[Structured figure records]
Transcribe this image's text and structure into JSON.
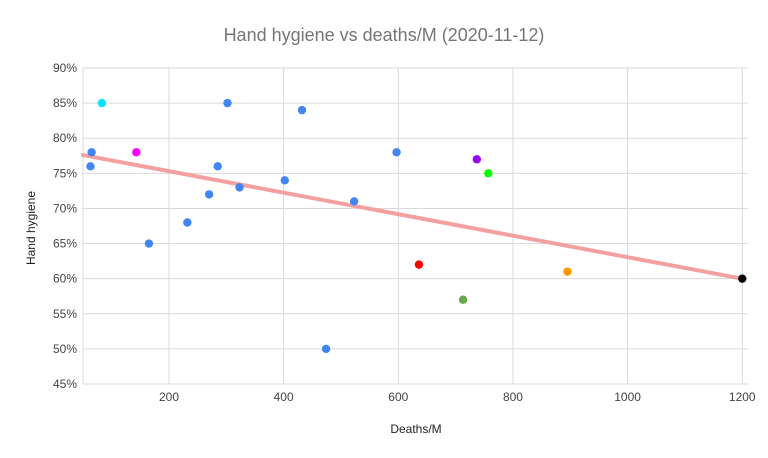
{
  "chart_data": {
    "type": "scatter",
    "title": "Hand hygiene vs deaths/M (2020-11-12)",
    "xlabel": "Deaths/M",
    "ylabel": "Hand hygiene",
    "xlim": [
      50,
      1210
    ],
    "ylim": [
      45,
      90
    ],
    "x_ticks": [
      200,
      400,
      600,
      800,
      1000,
      1200
    ],
    "x_tick_labels": [
      "200",
      "400",
      "600",
      "800",
      "1000",
      "1200"
    ],
    "y_ticks": [
      45,
      50,
      55,
      60,
      65,
      70,
      75,
      80,
      85,
      90
    ],
    "y_tick_labels": [
      "45%",
      "50%",
      "55%",
      "60%",
      "65%",
      "70%",
      "75%",
      "80%",
      "85%",
      "90%"
    ],
    "grid": true,
    "points": [
      {
        "x": 65,
        "y": 78,
        "color": "#4285f4"
      },
      {
        "x": 63,
        "y": 76,
        "color": "#4285f4"
      },
      {
        "x": 83,
        "y": 85,
        "color": "#00e5ff"
      },
      {
        "x": 143,
        "y": 78,
        "color": "#ff00ff"
      },
      {
        "x": 165,
        "y": 65,
        "color": "#4285f4"
      },
      {
        "x": 232,
        "y": 68,
        "color": "#4285f4"
      },
      {
        "x": 270,
        "y": 72,
        "color": "#4285f4"
      },
      {
        "x": 285,
        "y": 76,
        "color": "#4285f4"
      },
      {
        "x": 302,
        "y": 85,
        "color": "#4285f4"
      },
      {
        "x": 323,
        "y": 73,
        "color": "#4285f4"
      },
      {
        "x": 402,
        "y": 74,
        "color": "#4285f4"
      },
      {
        "x": 432,
        "y": 84,
        "color": "#4285f4"
      },
      {
        "x": 474,
        "y": 50,
        "color": "#4285f4"
      },
      {
        "x": 523,
        "y": 71,
        "color": "#4285f4"
      },
      {
        "x": 597,
        "y": 78,
        "color": "#4285f4"
      },
      {
        "x": 636,
        "y": 62,
        "color": "#ff0000"
      },
      {
        "x": 713,
        "y": 57,
        "color": "#6aa84f"
      },
      {
        "x": 737,
        "y": 77,
        "color": "#9900ff"
      },
      {
        "x": 757,
        "y": 75,
        "color": "#00ff00"
      },
      {
        "x": 895,
        "y": 61,
        "color": "#ff9900"
      },
      {
        "x": 1200,
        "y": 60,
        "color": "#000000"
      }
    ],
    "trendline": {
      "x": [
        50,
        1200
      ],
      "y": [
        77.6,
        60
      ],
      "color": "#f4a0a0"
    }
  }
}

WORK INSTRUCTIONS ▸ Pictures are to be left out; all else in the entries above is to be quoted exactly.

ANSWER BELOW ▸
Transcribe this image's text and structure into JSON.
{
  "chart_data": {
    "type": "scatter",
    "title": "Hand hygiene vs deaths/M (2020-11-12)",
    "xlabel": "Deaths/M",
    "ylabel": "Hand hygiene",
    "xlim": [
      50,
      1210
    ],
    "ylim": [
      45,
      90
    ],
    "x_ticks": [
      200,
      400,
      600,
      800,
      1000,
      1200
    ],
    "x_tick_labels": [
      "200",
      "400",
      "600",
      "800",
      "1000",
      "1200"
    ],
    "y_ticks": [
      45,
      50,
      55,
      60,
      65,
      70,
      75,
      80,
      85,
      90
    ],
    "y_tick_labels": [
      "45%",
      "50%",
      "55%",
      "60%",
      "65%",
      "70%",
      "75%",
      "80%",
      "85%",
      "90%"
    ],
    "grid": true,
    "points": [
      {
        "x": 65,
        "y": 78,
        "color": "#4285f4"
      },
      {
        "x": 63,
        "y": 76,
        "color": "#4285f4"
      },
      {
        "x": 83,
        "y": 85,
        "color": "#00e5ff"
      },
      {
        "x": 143,
        "y": 78,
        "color": "#ff00ff"
      },
      {
        "x": 165,
        "y": 65,
        "color": "#4285f4"
      },
      {
        "x": 232,
        "y": 68,
        "color": "#4285f4"
      },
      {
        "x": 270,
        "y": 72,
        "color": "#4285f4"
      },
      {
        "x": 285,
        "y": 76,
        "color": "#4285f4"
      },
      {
        "x": 302,
        "y": 85,
        "color": "#4285f4"
      },
      {
        "x": 323,
        "y": 73,
        "color": "#4285f4"
      },
      {
        "x": 402,
        "y": 74,
        "color": "#4285f4"
      },
      {
        "x": 432,
        "y": 84,
        "color": "#4285f4"
      },
      {
        "x": 474,
        "y": 50,
        "color": "#4285f4"
      },
      {
        "x": 523,
        "y": 71,
        "color": "#4285f4"
      },
      {
        "x": 597,
        "y": 78,
        "color": "#4285f4"
      },
      {
        "x": 636,
        "y": 62,
        "color": "#ff0000"
      },
      {
        "x": 713,
        "y": 57,
        "color": "#6aa84f"
      },
      {
        "x": 737,
        "y": 77,
        "color": "#9900ff"
      },
      {
        "x": 757,
        "y": 75,
        "color": "#00ff00"
      },
      {
        "x": 895,
        "y": 61,
        "color": "#ff9900"
      },
      {
        "x": 1200,
        "y": 60,
        "color": "#000000"
      }
    ],
    "trendline": {
      "x": [
        50,
        1200
      ],
      "y": [
        77.6,
        60
      ],
      "color": "#f4a0a0"
    }
  }
}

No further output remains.